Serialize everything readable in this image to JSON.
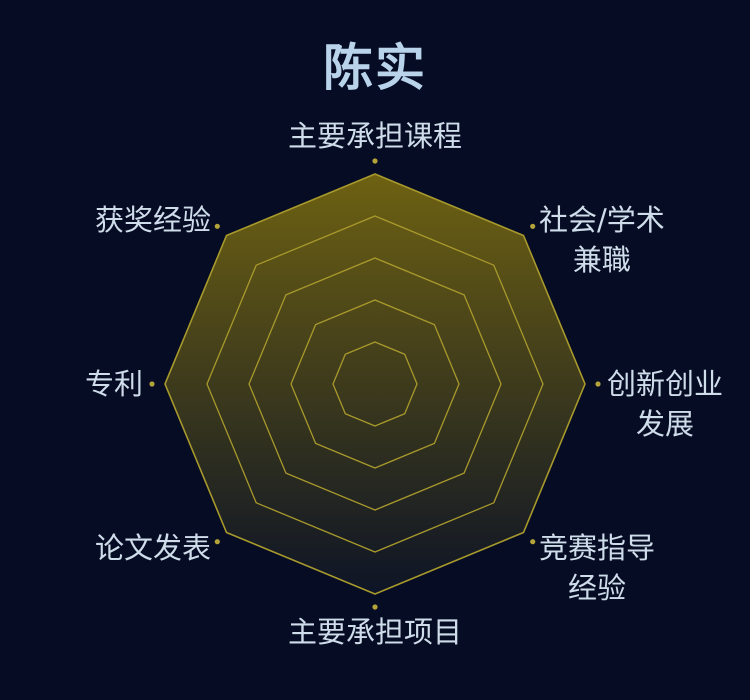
{
  "chart_data": {
    "type": "radar",
    "title": "陈实",
    "indicators": [
      {
        "label_lines": [
          "主要承担课程"
        ]
      },
      {
        "label_lines": [
          "社会/学术",
          "兼職"
        ]
      },
      {
        "label_lines": [
          "创新创业",
          "发展"
        ]
      },
      {
        "label_lines": [
          "竞赛指导",
          "经验"
        ]
      },
      {
        "label_lines": [
          "主要承担项目"
        ]
      },
      {
        "label_lines": [
          "论文发表"
        ]
      },
      {
        "label_lines": [
          "专利"
        ]
      },
      {
        "label_lines": [
          "获奖经验"
        ]
      }
    ],
    "rings": 5,
    "grid": true,
    "legend": "none",
    "colors": {
      "background": "#050c24",
      "area_top": "#6e6112",
      "area_bottom": "#0d1426",
      "grid_line": "#a8992c",
      "dot": "#b3a339",
      "title": "#b9d4ea",
      "label": "#cfdcea"
    }
  }
}
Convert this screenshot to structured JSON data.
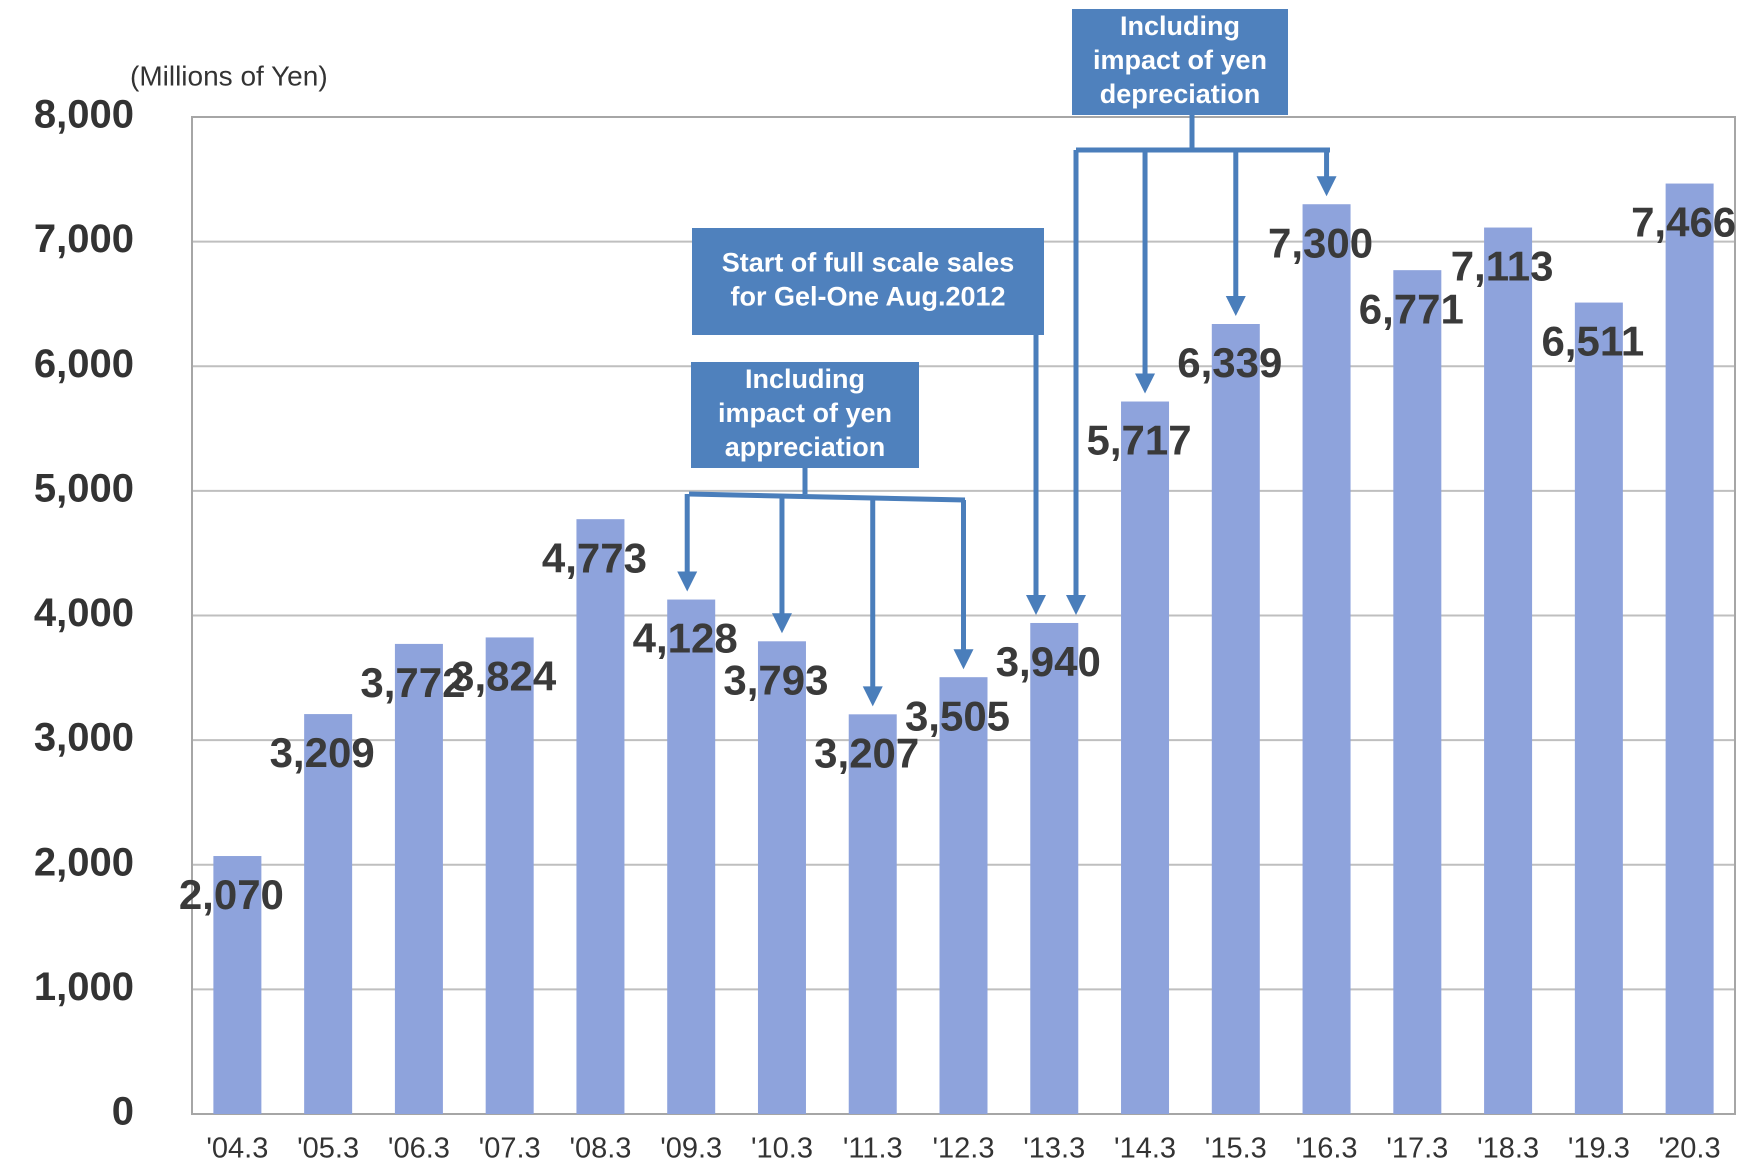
{
  "chart_data": {
    "type": "bar",
    "y_axis_label": "(Millions of Yen)",
    "categories": [
      "'04.3",
      "'05.3",
      "'06.3",
      "'07.3",
      "'08.3",
      "'09.3",
      "'10.3",
      "'11.3",
      "'12.3",
      "'13.3",
      "'14.3",
      "'15.3",
      "'16.3",
      "'17.3",
      "'18.3",
      "'19.3",
      "'20.3"
    ],
    "values": [
      2070,
      3209,
      3772,
      3824,
      4773,
      4128,
      3793,
      3207,
      3505,
      3940,
      5717,
      6339,
      7300,
      6771,
      7113,
      6511,
      7466
    ],
    "value_labels": [
      "2,070",
      "3,209",
      "3,772",
      "3,824",
      "4,773",
      "4,128",
      "3,793",
      "3,207",
      "3,505",
      "3,940",
      "5,717",
      "6,339",
      "7,300",
      "6,771",
      "7,113",
      "6,511",
      "7,466"
    ],
    "color": "#8ea3dc",
    "ylim": [
      0,
      8000
    ],
    "yticks": [
      0,
      {
        "value": 1000,
        "label": "1,000"
      },
      {
        "value": 2000,
        "label": "2,000"
      },
      {
        "value": 3000,
        "label": "3,000"
      },
      {
        "value": 4000,
        "label": "4,000"
      },
      {
        "value": 5000,
        "label": "5,000"
      },
      {
        "value": 6000,
        "label": "6,000"
      },
      {
        "value": 7000,
        "label": "7,000"
      },
      {
        "value": 8000,
        "label": "8,000"
      }
    ],
    "grid": true,
    "annotations": [
      {
        "lines": [
          "Including",
          "impact of yen",
          "appreciation"
        ]
      },
      {
        "lines": [
          "Start of full scale sales",
          "for Gel-One Aug.2012"
        ]
      },
      {
        "lines": [
          "Including",
          "impact of yen",
          "depreciation"
        ]
      }
    ]
  }
}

- _Stated exercise_:
Leave out the pictures and return every record word for word.

- _Answer to this task_:
Serialize everything readable in this image to JSON.
{
  "chart_data": {
    "type": "radar",
    "title": "陈实",
    "indicators": [
      {
        "label_lines": [
          "主要承担课程"
        ]
      },
      {
        "label_lines": [
          "社会/学术",
          "兼職"
        ]
      },
      {
        "label_lines": [
          "创新创业",
          "发展"
        ]
      },
      {
        "label_lines": [
          "竞赛指导",
          "经验"
        ]
      },
      {
        "label_lines": [
          "主要承担项目"
        ]
      },
      {
        "label_lines": [
          "论文发表"
        ]
      },
      {
        "label_lines": [
          "专利"
        ]
      },
      {
        "label_lines": [
          "获奖经验"
        ]
      }
    ],
    "rings": 5,
    "grid": true,
    "legend": "none",
    "colors": {
      "background": "#050c24",
      "area_top": "#6e6112",
      "area_bottom": "#0d1426",
      "grid_line": "#a8992c",
      "dot": "#b3a339",
      "title": "#b9d4ea",
      "label": "#cfdcea"
    }
  }
}
Convert this screenshot to structured JSON data.
{
  "chart_data": {
    "type": "bar",
    "y_axis_label": "(Millions of Yen)",
    "categories": [
      "'04.3",
      "'05.3",
      "'06.3",
      "'07.3",
      "'08.3",
      "'09.3",
      "'10.3",
      "'11.3",
      "'12.3",
      "'13.3",
      "'14.3",
      "'15.3",
      "'16.3",
      "'17.3",
      "'18.3",
      "'19.3",
      "'20.3"
    ],
    "values": [
      2070,
      3209,
      3772,
      3824,
      4773,
      4128,
      3793,
      3207,
      3505,
      3940,
      5717,
      6339,
      7300,
      6771,
      7113,
      6511,
      7466
    ],
    "value_labels": [
      "2,070",
      "3,209",
      "3,772",
      "3,824",
      "4,773",
      "4,128",
      "3,793",
      "3,207",
      "3,505",
      "3,940",
      "5,717",
      "6,339",
      "7,300",
      "6,771",
      "7,113",
      "6,511",
      "7,466"
    ],
    "color": "#8ea3dc",
    "ylim": [
      0,
      8000
    ],
    "yticks": [
      0,
      {
        "value": 1000,
        "label": "1,000"
      },
      {
        "value": 2000,
        "label": "2,000"
      },
      {
        "value": 3000,
        "label": "3,000"
      },
      {
        "value": 4000,
        "label": "4,000"
      },
      {
        "value": 5000,
        "label": "5,000"
      },
      {
        "value": 6000,
        "label": "6,000"
      },
      {
        "value": 7000,
        "label": "7,000"
      },
      {
        "value": 8000,
        "label": "8,000"
      }
    ],
    "grid": true,
    "annotations": [
      {
        "lines": [
          "Including",
          "impact of yen",
          "appreciation"
        ]
      },
      {
        "lines": [
          "Start of full scale sales",
          "for Gel-One Aug.2012"
        ]
      },
      {
        "lines": [
          "Including",
          "impact of yen",
          "depreciation"
        ]
      }
    ]
  }
}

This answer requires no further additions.